Element position data
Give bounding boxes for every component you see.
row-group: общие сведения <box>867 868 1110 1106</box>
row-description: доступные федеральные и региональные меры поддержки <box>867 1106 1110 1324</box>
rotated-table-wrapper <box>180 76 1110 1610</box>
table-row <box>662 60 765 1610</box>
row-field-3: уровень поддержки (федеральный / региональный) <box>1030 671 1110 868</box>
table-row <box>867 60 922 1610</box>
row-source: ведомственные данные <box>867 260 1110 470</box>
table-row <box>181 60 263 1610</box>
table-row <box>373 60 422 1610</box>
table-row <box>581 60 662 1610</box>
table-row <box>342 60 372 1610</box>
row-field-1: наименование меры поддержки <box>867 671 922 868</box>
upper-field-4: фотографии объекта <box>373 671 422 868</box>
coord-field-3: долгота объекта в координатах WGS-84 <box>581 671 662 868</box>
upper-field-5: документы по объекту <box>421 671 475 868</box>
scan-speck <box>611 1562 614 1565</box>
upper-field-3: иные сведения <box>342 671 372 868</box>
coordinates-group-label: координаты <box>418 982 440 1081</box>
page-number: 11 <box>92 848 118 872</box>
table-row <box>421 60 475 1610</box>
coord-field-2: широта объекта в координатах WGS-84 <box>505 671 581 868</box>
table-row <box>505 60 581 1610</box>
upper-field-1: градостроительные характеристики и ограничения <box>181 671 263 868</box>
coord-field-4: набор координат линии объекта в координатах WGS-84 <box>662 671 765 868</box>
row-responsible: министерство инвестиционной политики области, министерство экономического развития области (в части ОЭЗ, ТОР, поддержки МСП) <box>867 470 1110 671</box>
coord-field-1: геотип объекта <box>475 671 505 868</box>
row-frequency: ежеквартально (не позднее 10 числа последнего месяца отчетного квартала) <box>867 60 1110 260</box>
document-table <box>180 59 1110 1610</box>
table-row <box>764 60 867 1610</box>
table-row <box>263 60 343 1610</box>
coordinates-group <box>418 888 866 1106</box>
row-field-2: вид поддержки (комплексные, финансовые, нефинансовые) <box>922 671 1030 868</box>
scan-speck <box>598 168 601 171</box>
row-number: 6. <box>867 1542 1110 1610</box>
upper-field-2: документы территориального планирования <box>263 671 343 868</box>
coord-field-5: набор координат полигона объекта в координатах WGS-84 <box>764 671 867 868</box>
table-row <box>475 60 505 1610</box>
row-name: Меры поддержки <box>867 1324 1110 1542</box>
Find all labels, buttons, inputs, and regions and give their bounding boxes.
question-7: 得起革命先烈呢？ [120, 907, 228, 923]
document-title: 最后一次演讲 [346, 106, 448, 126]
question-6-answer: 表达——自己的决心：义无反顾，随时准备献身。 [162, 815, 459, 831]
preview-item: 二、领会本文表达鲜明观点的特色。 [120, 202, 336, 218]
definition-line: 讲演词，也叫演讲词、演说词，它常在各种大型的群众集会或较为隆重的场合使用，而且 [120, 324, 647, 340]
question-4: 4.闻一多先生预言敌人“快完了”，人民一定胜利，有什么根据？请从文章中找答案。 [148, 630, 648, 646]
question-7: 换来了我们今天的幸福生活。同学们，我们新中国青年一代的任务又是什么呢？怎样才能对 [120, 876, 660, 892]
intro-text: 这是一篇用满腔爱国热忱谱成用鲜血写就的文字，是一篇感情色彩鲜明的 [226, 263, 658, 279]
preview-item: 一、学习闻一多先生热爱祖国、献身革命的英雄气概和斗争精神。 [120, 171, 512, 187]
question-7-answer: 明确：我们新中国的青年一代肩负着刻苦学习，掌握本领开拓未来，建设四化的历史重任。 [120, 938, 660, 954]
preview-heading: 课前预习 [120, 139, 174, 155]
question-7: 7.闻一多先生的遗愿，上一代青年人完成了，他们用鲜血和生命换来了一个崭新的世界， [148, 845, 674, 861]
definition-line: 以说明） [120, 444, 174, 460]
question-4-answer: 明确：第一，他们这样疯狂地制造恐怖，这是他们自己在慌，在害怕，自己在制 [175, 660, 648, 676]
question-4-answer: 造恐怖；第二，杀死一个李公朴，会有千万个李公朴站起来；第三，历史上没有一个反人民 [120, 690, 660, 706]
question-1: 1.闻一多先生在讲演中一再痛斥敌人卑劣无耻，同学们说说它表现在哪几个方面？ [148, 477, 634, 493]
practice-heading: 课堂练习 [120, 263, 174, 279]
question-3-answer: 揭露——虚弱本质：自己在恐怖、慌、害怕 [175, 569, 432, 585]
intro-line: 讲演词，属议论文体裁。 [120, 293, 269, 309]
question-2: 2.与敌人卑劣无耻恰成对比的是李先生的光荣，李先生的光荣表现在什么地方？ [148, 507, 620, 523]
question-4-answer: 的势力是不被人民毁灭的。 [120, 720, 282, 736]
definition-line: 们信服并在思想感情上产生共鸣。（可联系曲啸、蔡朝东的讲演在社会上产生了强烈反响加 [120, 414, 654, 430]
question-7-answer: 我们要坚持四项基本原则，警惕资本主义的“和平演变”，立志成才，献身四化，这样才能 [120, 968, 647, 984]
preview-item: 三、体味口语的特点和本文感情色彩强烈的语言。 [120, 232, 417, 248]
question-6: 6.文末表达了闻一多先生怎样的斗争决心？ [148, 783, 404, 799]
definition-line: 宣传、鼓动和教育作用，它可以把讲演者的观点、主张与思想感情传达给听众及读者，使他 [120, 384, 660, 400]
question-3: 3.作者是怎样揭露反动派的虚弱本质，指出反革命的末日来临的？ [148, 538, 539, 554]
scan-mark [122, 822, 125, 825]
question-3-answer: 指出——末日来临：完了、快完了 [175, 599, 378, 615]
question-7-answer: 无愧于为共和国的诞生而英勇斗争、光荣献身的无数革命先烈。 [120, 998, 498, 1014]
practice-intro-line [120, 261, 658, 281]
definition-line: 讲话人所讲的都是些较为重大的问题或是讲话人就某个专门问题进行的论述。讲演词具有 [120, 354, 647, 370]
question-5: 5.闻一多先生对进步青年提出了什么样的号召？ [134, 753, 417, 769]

What you should do => Please copy the rows word for word, starting at the first one and ending at the line that contains "table-row <box>867 60 922 1610</box>", including that line.

Exercise solution =>
Give bounding boxes for every component you see.
row-group: общие сведения <box>867 868 1110 1106</box>
row-description: доступные федеральные и региональные меры поддержки <box>867 1106 1110 1324</box>
rotated-table-wrapper <box>180 76 1110 1610</box>
table-row <box>662 60 765 1610</box>
row-field-3: уровень поддержки (федеральный / региональный) <box>1030 671 1110 868</box>
table-row <box>867 60 922 1610</box>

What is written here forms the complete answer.